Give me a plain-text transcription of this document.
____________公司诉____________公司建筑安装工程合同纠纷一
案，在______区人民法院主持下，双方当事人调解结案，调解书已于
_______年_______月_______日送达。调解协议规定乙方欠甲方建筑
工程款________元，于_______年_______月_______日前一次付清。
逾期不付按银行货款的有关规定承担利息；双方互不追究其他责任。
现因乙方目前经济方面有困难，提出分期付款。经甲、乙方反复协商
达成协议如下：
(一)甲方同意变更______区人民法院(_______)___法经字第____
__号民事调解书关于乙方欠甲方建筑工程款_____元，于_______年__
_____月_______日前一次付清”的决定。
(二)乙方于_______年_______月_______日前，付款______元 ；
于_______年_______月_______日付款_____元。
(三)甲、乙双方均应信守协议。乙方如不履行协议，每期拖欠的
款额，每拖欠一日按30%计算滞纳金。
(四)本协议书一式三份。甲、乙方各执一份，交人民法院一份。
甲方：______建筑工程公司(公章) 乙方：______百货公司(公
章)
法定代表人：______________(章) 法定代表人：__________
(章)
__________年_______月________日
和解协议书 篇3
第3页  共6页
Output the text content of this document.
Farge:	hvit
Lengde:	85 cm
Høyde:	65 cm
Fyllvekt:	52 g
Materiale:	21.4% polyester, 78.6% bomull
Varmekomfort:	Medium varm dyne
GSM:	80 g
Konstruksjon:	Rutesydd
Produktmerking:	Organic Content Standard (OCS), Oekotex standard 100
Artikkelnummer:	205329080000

▸ **WRITTEN PROBLEM**
Give an exact repetition of all the material.

▸ **RESPONSE TO THE TASK**
Give me a plain-text transcription of this document.
____________公司诉____________公司建筑安装工程合同纠纷一
案，在______区人民法院主持下，双方当事人调解结案，调解书已于
_______年_______月_______日送达。调解协议规定乙方欠甲方建筑
工程款________元，于_______年_______月_______日前一次付清。
逾期不付按银行货款的有关规定承担利息；双方互不追究其他责任。
现因乙方目前经济方面有困难，提出分期付款。经甲、乙方反复协商
达成协议如下：
(一)甲方同意变更______区人民法院(_______)___法经字第____
__号民事调解书关于乙方欠甲方建筑工程款_____元，于_______年__
_____月_______日前一次付清”的决定。
(二)乙方于_______年_______月_______日前，付款______元 ；
于_______年_______月_______日付款_____元。
(三)甲、乙双方均应信守协议。乙方如不履行协议，每期拖欠的
款额，每拖欠一日按30%计算滞纳金。
(四)本协议书一式三份。甲、乙方各执一份，交人民法院一份。
甲方：______建筑工程公司(公章) 乙方：______百货公司(公
章)
法定代表人：______________(章) 法定代表人：__________
(章)
__________年_______月________日
和解协议书 篇3
第3页  共6页
Output the text content of this document.
Farge:	hvit
Lengde:	85 cm
Høyde:	65 cm
Fyllvekt:	52 g
Materiale:	21.4% polyester, 78.6% bomull
Varmekomfort:	Medium varm dyne
GSM:	80 g
Konstruksjon:	Rutesydd
Produktmerking:	Organic Content Standard (OCS), Oekotex standard 100
Artikkelnummer:	205329080000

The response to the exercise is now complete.